# What is expected
Reproduce every entry exactly, without alteration.

# Available records

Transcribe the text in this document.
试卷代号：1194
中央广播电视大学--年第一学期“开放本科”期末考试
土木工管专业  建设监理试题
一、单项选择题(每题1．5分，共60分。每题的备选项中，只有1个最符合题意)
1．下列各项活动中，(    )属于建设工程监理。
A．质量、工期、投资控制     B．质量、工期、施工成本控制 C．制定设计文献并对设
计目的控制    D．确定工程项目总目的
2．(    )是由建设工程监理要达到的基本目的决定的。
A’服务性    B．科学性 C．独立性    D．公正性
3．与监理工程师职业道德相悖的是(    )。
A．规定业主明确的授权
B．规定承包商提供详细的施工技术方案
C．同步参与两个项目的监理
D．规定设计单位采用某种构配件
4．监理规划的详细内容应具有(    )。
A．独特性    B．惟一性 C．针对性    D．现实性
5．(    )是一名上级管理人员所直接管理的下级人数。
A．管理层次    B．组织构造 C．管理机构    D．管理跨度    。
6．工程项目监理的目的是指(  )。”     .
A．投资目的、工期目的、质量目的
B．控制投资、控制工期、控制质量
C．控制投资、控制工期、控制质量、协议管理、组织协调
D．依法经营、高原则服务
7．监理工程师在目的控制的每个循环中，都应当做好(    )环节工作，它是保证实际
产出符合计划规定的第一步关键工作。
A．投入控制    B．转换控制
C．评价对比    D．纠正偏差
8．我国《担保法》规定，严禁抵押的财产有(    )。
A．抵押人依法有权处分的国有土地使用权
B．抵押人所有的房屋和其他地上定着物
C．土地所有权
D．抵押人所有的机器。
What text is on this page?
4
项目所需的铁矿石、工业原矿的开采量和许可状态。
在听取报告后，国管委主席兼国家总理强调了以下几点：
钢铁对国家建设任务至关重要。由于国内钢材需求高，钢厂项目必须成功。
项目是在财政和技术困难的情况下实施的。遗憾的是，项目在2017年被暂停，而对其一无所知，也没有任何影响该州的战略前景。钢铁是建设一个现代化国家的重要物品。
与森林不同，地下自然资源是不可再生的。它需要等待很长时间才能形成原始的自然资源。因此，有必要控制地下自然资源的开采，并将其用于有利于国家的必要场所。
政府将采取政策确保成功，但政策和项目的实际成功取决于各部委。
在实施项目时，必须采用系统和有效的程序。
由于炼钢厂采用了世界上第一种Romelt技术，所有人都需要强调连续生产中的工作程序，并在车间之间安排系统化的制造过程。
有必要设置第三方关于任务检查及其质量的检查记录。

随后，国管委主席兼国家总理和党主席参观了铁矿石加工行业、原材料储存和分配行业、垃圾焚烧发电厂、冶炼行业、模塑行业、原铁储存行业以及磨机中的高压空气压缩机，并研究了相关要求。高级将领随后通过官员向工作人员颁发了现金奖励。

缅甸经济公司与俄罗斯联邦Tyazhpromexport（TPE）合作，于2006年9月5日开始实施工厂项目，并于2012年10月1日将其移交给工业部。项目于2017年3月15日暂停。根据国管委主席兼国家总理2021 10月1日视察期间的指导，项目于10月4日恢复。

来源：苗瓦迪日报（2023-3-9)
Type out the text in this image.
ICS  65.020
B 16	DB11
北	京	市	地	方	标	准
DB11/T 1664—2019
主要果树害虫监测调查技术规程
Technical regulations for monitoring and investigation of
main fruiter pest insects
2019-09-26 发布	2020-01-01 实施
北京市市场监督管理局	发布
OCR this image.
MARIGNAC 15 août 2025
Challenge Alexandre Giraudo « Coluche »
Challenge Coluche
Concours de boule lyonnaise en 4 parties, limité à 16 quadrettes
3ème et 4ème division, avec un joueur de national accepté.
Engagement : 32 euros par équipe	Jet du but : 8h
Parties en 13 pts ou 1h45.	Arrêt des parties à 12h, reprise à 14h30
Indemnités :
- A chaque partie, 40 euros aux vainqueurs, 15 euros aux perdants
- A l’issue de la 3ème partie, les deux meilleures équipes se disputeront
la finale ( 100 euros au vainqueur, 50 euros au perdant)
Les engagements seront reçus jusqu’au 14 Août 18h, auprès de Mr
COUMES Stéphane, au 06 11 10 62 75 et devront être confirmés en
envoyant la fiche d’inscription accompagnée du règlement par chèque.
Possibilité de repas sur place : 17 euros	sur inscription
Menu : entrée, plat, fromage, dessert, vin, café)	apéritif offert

# Solution below
Transcribe the text in this document.
试卷代号：1194
中央广播电视大学--年第一学期“开放本科”期末考试
土木工管专业  建设监理试题
一、单项选择题(每题1．5分，共60分。每题的备选项中，只有1个最符合题意)
1．下列各项活动中，(    )属于建设工程监理。
A．质量、工期、投资控制     B．质量、工期、施工成本控制 C．制定设计文献并对设
计目的控制    D．确定工程项目总目的
2．(    )是由建设工程监理要达到的基本目的决定的。
A’服务性    B．科学性 C．独立性    D．公正性
3．与监理工程师职业道德相悖的是(    )。
A．规定业主明确的授权
B．规定承包商提供详细的施工技术方案
C．同步参与两个项目的监理
D．规定设计单位采用某种构配件
4．监理规划的详细内容应具有(    )。
A．独特性    B．惟一性 C．针对性    D．现实性
5．(    )是一名上级管理人员所直接管理的下级人数。
A．管理层次    B．组织构造 C．管理机构    D．管理跨度    。
6．工程项目监理的目的是指(  )。”     .
A．投资目的、工期目的、质量目的
B．控制投资、控制工期、控制质量
C．控制投资、控制工期、控制质量、协议管理、组织协调
D．依法经营、高原则服务
7．监理工程师在目的控制的每个循环中，都应当做好(    )环节工作，它是保证实际
产出符合计划规定的第一步关键工作。
A．投入控制    B．转换控制
C．评价对比    D．纠正偏差
8．我国《担保法》规定，严禁抵押的财产有(    )。
A．抵押人依法有权处分的国有土地使用权
B．抵押人所有的房屋和其他地上定着物
C．土地所有权
D．抵押人所有的机器。
What text is on this page?
4
项目所需的铁矿石、工业原矿的开采量和许可状态。
在听取报告后，国管委主席兼国家总理强调了以下几点：
钢铁对国家建设任务至关重要。由于国内钢材需求高，钢厂项目必须成功。
项目是在财政和技术困难的情况下实施的。遗憾的是，项目在2017年被暂停，而对其一无所知，也没有任何影响该州的战略前景。钢铁是建设一个现代化国家的重要物品。
与森林不同，地下自然资源是不可再生的。它需要等待很长时间才能形成原始的自然资源。因此，有必要控制地下自然资源的开采，并将其用于有利于国家的必要场所。
政府将采取政策确保成功，但政策和项目的实际成功取决于各部委。
在实施项目时，必须采用系统和有效的程序。
由于炼钢厂采用了世界上第一种Romelt技术，所有人都需要强调连续生产中的工作程序，并在车间之间安排系统化的制造过程。
有必要设置第三方关于任务检查及其质量的检查记录。

随后，国管委主席兼国家总理和党主席参观了铁矿石加工行业、原材料储存和分配行业、垃圾焚烧发电厂、冶炼行业、模塑行业、原铁储存行业以及磨机中的高压空气压缩机，并研究了相关要求。高级将领随后通过官员向工作人员颁发了现金奖励。

缅甸经济公司与俄罗斯联邦Tyazhpromexport（TPE）合作，于2006年9月5日开始实施工厂项目，并于2012年10月1日将其移交给工业部。项目于2017年3月15日暂停。根据国管委主席兼国家总理2021 10月1日视察期间的指导，项目于10月4日恢复。

来源：苗瓦迪日报（2023-3-9)
Type out the text in this image.
ICS  65.020
B 16	DB11
北	京	市	地	方	标	准
DB11/T 1664—2019
主要果树害虫监测调查技术规程
Technical regulations for monitoring and investigation of
main fruiter pest insects
2019-09-26 发布	2020-01-01 实施
北京市市场监督管理局	发布
OCR this image.
MARIGNAC 15 août 2025
Challenge Alexandre Giraudo « Coluche »
Challenge Coluche
Concours de boule lyonnaise en 4 parties, limité à 16 quadrettes
3ème et 4ème division, avec un joueur de national accepté.
Engagement : 32 euros par équipe	Jet du but : 8h
Parties en 13 pts ou 1h45.	Arrêt des parties à 12h, reprise à 14h30
Indemnités :
- A chaque partie, 40 euros aux vainqueurs, 15 euros aux perdants
- A l’issue de la 3ème partie, les deux meilleures équipes se disputeront
la finale ( 100 euros au vainqueur, 50 euros au perdant)
Les engagements seront reçus jusqu’au 14 Août 18h, auprès de Mr
COUMES Stéphane, au 06 11 10 62 75 et devront être confirmés en
envoyant la fiche d’inscription accompagnée du règlement par chèque.
Possibilité de repas sur place : 17 euros	sur inscription
Menu : entrée, plat, fromage, dessert, vin, café)	apéritif offert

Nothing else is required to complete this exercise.